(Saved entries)
#####

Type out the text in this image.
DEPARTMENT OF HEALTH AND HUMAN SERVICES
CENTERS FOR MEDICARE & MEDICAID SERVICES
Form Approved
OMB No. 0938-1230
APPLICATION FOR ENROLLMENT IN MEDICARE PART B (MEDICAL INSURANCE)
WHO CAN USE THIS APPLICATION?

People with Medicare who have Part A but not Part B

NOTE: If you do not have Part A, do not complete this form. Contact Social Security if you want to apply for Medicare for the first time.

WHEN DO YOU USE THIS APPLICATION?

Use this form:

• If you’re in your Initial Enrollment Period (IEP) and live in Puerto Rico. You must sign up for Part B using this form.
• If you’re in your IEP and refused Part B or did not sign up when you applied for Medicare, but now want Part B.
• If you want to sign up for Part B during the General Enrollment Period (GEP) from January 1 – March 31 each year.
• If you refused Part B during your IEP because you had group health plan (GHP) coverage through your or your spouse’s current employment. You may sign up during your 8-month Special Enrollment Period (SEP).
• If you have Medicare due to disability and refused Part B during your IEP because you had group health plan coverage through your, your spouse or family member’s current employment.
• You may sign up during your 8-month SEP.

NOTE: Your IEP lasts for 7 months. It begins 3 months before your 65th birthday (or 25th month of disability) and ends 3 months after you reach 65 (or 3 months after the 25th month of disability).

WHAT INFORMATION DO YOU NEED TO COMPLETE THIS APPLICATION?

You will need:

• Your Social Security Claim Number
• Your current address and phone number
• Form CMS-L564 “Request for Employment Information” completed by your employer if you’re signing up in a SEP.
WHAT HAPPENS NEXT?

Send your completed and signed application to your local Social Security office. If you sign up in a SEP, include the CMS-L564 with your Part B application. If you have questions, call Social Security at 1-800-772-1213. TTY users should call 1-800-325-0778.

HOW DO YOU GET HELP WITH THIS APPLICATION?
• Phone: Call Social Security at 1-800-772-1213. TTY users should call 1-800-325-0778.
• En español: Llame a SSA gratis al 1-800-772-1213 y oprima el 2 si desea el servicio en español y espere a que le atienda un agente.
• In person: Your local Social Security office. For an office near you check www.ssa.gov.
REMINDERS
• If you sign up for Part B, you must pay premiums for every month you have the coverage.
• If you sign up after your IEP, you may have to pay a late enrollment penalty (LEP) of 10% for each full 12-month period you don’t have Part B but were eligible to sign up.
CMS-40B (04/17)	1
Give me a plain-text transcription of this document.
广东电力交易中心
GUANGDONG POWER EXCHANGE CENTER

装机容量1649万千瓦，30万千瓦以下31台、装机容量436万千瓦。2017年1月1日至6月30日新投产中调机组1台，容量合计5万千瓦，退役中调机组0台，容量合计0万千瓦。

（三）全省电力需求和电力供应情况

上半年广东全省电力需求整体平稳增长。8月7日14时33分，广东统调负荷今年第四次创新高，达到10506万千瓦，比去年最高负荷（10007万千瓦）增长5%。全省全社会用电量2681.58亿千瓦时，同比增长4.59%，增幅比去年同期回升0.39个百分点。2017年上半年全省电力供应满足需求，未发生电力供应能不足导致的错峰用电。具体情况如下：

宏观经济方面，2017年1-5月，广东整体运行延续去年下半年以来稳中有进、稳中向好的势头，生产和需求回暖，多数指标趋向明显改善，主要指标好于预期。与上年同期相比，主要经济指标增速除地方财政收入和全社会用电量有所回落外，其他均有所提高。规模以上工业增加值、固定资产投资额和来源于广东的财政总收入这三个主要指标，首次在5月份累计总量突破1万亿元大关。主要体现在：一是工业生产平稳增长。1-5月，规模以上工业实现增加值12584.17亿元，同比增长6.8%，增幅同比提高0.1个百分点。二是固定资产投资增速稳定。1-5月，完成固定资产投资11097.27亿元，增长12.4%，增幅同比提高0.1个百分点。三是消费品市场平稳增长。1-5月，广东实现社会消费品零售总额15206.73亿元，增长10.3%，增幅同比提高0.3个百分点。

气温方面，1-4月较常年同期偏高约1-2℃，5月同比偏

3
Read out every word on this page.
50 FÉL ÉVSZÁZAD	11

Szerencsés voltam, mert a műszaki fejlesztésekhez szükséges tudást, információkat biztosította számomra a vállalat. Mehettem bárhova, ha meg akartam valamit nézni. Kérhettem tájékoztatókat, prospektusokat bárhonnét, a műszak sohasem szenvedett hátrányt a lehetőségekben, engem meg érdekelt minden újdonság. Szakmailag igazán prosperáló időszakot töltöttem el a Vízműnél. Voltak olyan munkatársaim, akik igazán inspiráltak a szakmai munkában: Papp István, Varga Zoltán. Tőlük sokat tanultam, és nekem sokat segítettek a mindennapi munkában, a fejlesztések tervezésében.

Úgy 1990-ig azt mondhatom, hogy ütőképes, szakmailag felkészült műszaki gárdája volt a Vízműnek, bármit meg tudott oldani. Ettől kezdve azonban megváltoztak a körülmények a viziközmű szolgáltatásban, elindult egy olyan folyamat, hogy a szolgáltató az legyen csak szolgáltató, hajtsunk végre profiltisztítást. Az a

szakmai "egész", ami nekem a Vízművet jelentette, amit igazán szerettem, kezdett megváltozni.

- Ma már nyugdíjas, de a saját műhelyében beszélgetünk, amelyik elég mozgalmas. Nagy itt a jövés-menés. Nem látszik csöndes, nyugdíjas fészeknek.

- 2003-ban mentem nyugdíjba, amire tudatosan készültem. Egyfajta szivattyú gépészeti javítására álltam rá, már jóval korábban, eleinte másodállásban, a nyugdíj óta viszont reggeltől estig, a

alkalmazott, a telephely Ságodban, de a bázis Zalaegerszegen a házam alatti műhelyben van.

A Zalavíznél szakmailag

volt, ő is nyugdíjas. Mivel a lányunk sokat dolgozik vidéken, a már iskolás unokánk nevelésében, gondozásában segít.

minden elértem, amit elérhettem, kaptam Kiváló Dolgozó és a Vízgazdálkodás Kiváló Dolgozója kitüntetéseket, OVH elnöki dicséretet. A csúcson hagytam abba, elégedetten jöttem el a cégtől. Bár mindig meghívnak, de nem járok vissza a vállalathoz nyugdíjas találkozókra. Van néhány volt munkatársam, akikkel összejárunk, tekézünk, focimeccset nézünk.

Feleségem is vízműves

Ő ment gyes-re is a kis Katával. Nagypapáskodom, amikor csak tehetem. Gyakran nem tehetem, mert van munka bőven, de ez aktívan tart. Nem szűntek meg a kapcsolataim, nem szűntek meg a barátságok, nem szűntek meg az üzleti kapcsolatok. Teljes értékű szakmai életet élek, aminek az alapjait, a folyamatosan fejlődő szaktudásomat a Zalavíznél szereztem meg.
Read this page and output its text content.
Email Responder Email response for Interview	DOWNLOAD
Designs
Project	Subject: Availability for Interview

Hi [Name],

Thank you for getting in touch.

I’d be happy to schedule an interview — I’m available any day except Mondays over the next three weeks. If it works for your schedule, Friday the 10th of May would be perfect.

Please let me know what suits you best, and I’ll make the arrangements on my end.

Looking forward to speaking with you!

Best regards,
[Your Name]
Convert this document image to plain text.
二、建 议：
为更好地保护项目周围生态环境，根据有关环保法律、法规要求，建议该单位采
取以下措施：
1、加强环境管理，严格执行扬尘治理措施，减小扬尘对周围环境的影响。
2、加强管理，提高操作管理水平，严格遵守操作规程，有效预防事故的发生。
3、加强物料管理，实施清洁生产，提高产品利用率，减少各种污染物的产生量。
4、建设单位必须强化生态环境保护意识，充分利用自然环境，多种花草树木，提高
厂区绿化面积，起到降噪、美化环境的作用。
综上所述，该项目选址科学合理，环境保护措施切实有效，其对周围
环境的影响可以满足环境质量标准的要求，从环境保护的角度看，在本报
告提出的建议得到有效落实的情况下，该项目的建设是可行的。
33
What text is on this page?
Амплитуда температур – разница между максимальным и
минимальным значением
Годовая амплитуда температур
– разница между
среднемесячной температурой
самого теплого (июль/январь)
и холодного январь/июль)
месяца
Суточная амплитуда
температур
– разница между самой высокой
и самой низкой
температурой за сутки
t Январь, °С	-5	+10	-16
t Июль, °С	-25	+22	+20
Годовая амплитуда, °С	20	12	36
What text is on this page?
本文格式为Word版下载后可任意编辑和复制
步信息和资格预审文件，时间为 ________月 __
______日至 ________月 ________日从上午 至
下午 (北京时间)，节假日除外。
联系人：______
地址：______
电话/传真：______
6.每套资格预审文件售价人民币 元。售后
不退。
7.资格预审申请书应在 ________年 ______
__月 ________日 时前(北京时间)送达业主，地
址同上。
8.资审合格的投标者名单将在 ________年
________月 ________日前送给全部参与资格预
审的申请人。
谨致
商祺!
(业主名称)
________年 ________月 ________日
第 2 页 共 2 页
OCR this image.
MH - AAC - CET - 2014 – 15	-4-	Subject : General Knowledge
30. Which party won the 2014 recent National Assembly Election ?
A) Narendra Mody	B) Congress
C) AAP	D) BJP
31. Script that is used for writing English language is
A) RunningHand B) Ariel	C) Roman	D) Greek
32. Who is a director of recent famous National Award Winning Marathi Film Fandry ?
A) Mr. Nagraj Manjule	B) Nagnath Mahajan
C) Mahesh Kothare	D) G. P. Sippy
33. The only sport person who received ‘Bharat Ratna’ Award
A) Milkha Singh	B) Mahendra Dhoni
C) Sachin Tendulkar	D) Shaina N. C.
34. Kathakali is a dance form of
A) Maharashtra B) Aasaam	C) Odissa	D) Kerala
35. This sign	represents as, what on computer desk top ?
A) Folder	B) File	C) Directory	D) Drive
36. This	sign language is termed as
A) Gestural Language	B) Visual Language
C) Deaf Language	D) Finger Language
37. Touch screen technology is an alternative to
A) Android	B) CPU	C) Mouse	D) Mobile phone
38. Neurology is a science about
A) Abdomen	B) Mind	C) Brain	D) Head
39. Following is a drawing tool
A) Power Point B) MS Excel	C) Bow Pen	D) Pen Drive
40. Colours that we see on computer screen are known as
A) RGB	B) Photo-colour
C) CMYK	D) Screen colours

#####

- **YOUR TASK**: In the lines above, locate the string "Subject". Copy every line where it occurs.

- **RESPONSE**:
Project	Subject: Availability for Interview
MH - AAC - CET - 2014 – 15	-4-	Subject : General Knowledge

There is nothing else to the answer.